• [Description of the task]
Extract every line that contains the word "screenshot".

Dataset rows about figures
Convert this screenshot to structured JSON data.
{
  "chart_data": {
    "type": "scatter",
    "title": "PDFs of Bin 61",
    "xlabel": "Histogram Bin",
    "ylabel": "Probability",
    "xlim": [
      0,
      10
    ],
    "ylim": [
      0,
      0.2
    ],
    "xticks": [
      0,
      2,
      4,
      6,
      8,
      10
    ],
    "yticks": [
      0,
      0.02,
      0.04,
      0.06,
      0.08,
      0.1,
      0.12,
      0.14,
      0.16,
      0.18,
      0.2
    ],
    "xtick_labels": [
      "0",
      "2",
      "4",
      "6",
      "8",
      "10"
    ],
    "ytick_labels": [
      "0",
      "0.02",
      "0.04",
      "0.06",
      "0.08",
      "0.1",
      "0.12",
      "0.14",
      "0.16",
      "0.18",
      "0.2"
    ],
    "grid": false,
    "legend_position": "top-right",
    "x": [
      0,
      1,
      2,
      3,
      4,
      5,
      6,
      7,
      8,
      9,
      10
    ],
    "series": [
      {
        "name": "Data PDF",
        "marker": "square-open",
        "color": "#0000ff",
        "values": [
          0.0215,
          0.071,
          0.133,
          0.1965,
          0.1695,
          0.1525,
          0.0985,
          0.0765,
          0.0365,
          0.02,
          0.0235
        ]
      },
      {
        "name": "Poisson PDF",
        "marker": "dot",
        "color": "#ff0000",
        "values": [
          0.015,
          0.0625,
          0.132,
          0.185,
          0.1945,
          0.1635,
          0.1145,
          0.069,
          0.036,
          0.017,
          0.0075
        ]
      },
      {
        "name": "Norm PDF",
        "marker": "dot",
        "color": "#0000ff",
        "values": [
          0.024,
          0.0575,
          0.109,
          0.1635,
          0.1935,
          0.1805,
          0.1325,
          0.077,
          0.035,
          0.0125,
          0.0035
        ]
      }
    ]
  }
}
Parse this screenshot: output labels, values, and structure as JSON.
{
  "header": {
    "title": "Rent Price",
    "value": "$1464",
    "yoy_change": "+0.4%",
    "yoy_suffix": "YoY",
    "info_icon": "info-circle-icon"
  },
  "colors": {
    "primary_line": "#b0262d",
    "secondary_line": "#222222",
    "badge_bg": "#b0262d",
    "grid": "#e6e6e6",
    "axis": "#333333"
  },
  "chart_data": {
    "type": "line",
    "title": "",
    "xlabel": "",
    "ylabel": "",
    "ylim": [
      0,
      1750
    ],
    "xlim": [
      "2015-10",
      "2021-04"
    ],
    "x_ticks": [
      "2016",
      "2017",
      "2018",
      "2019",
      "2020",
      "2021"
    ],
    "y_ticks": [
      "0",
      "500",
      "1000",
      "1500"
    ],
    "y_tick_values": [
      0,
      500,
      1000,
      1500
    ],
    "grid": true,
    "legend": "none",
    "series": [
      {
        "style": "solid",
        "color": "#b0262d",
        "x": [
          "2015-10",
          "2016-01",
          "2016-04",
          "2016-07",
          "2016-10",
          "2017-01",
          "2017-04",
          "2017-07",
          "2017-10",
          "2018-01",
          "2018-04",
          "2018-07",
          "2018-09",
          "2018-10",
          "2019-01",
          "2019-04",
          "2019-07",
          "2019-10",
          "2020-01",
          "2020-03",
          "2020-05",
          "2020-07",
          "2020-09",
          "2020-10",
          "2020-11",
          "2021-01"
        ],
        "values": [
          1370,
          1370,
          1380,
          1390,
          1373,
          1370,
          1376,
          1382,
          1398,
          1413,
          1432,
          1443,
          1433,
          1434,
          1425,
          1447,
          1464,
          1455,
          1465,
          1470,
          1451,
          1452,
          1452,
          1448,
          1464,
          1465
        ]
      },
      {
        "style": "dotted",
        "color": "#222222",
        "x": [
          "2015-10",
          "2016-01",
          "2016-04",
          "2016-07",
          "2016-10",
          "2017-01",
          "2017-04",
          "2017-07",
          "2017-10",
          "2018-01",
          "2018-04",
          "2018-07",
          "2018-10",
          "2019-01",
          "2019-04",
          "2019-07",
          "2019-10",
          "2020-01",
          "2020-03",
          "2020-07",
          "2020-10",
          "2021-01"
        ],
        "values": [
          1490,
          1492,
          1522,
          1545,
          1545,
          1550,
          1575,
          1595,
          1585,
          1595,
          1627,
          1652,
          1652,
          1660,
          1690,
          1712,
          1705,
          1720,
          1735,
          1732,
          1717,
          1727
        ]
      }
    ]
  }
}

• [Full response]
Convert this screenshot to structured JSON data.
Parse this screenshot: output labels, values, and structure as JSON.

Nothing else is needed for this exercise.